_YOUR TASK_: What follows is a listing; restate every line of it word for word.

_RECORDS FOR THIS EXERCISE_:
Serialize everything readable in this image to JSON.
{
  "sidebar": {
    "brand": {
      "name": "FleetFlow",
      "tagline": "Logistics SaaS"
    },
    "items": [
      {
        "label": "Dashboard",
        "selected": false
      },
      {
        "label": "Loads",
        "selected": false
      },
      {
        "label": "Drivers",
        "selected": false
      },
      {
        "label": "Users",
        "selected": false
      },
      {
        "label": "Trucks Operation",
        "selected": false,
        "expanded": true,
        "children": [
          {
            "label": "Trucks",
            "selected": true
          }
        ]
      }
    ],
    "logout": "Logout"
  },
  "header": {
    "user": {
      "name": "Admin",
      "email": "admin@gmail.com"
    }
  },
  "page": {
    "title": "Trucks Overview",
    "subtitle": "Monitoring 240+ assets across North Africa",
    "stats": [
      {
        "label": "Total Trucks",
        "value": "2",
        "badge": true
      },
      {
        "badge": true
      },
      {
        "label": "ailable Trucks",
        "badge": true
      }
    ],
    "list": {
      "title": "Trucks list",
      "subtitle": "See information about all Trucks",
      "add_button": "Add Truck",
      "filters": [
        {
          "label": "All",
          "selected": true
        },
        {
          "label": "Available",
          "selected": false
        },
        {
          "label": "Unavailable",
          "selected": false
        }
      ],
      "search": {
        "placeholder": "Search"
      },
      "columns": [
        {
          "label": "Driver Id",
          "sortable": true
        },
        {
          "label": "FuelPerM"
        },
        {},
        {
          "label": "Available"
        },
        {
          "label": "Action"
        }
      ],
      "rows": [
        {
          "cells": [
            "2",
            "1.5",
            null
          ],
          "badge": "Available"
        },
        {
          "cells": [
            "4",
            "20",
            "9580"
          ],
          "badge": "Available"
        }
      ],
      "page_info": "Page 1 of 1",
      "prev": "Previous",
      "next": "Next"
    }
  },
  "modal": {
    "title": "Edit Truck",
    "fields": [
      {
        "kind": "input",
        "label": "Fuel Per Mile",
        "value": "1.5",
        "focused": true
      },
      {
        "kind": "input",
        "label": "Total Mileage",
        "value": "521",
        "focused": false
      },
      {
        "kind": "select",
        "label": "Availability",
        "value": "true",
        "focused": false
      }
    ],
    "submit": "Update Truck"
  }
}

_ANSWER TO THIS EXERCISE_:
Serialize everything readable in this image to JSON.
{
  "sidebar": {
    "brand": {
      "name": "FleetFlow",
      "tagline": "Logistics SaaS"
    },
    "items": [
      {
        "label": "Dashboard",
        "selected": false
      },
      {
        "label": "Loads",
        "selected": false
      },
      {
        "label": "Drivers",
        "selected": false
      },
      {
        "label": "Users",
        "selected": false
      },
      {
        "label": "Trucks Operation",
        "selected": false,
        "expanded": true,
        "children": [
          {
            "label": "Trucks",
            "selected": true
          }
        ]
      }
    ],
    "logout": "Logout"
  },
  "header": {
    "user": {
      "name": "Admin",
      "email": "admin@gmail.com"
    }
  },
  "page": {
    "title": "Trucks Overview",
    "subtitle": "Monitoring 240+ assets across North Africa",
    "stats": [
      {
        "label": "Total Trucks",
        "value": "2",
        "badge": true
      },
      {
        "badge": true
      },
      {
        "label": "ailable Trucks",
        "badge": true
      }
    ],
    "list": {
      "title": "Trucks list",
      "subtitle": "See information about all Trucks",
      "add_button": "Add Truck",
      "filters": [
        {
          "label": "All",
          "selected": true
        },
        {
          "label": "Available",
          "selected": false
        },
        {
          "label": "Unavailable",
          "selected": false
        }
      ],
      "search": {
        "placeholder": "Search"
      },
      "columns": [
        {
          "label": "Driver Id",
          "sortable": true
        },
        {
          "label": "FuelPerM"
        },
        {},
        {
          "label": "Available"
        },
        {
          "label": "Action"
        }
      ],
      "rows": [
        {
          "cells": [
            "2",
            "1.5",
            null
          ],
          "badge": "Available"
        },
        {
          "cells": [
            "4",
            "20",
            "9580"
          ],
          "badge": "Available"
        }
      ],
      "page_info": "Page 1 of 1",
      "prev": "Previous",
      "next": "Next"
    }
  },
  "modal": {
    "title": "Edit Truck",
    "fields": [
      {
        "kind": "input",
        "label": "Fuel Per Mile",
        "value": "1.5",
        "focused": true
      },
      {
        "kind": "input",
        "label": "Total Mileage",
        "value": "521",
        "focused": false
      },
      {
        "kind": "select",
        "label": "Availability",
        "value": "true",
        "focused": false
      }
    ],
    "submit": "Update Truck"
  }
}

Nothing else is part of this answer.